### Goal of the exercise
Pick out each line containing the string "Output" and copy it.

[Part of a data file]
-------

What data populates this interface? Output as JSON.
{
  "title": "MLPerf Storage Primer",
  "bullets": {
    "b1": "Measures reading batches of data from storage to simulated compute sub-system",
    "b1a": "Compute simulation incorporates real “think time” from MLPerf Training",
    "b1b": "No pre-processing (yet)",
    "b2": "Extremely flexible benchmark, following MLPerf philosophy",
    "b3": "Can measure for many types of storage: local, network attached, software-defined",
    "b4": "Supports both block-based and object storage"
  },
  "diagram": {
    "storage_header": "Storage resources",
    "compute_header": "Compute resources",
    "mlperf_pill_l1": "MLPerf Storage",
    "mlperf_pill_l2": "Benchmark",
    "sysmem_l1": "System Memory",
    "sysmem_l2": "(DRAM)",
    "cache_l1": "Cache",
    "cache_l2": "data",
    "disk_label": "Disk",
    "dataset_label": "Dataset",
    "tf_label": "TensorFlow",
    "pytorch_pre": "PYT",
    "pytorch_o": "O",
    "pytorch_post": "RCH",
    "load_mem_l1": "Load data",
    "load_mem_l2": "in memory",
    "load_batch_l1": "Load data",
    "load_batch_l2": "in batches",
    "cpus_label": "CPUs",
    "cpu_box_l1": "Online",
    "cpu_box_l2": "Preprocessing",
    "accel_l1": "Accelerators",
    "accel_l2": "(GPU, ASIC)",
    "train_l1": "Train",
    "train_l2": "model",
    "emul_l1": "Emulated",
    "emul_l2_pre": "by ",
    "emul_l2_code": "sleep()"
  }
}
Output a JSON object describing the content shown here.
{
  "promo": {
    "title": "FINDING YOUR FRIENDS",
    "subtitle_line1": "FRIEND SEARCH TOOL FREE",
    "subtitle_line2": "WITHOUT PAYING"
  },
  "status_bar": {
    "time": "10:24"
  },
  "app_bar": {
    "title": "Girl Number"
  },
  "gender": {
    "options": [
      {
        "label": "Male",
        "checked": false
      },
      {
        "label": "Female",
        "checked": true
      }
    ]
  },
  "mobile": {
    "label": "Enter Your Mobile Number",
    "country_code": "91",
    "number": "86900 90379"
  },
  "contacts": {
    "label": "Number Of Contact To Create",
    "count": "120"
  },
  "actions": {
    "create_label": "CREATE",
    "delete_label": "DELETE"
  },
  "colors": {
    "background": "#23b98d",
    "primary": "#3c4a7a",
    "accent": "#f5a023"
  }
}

-------

### Exercise answer
What data populates this interface? Output as JSON.
Output a JSON object describing the content shown here.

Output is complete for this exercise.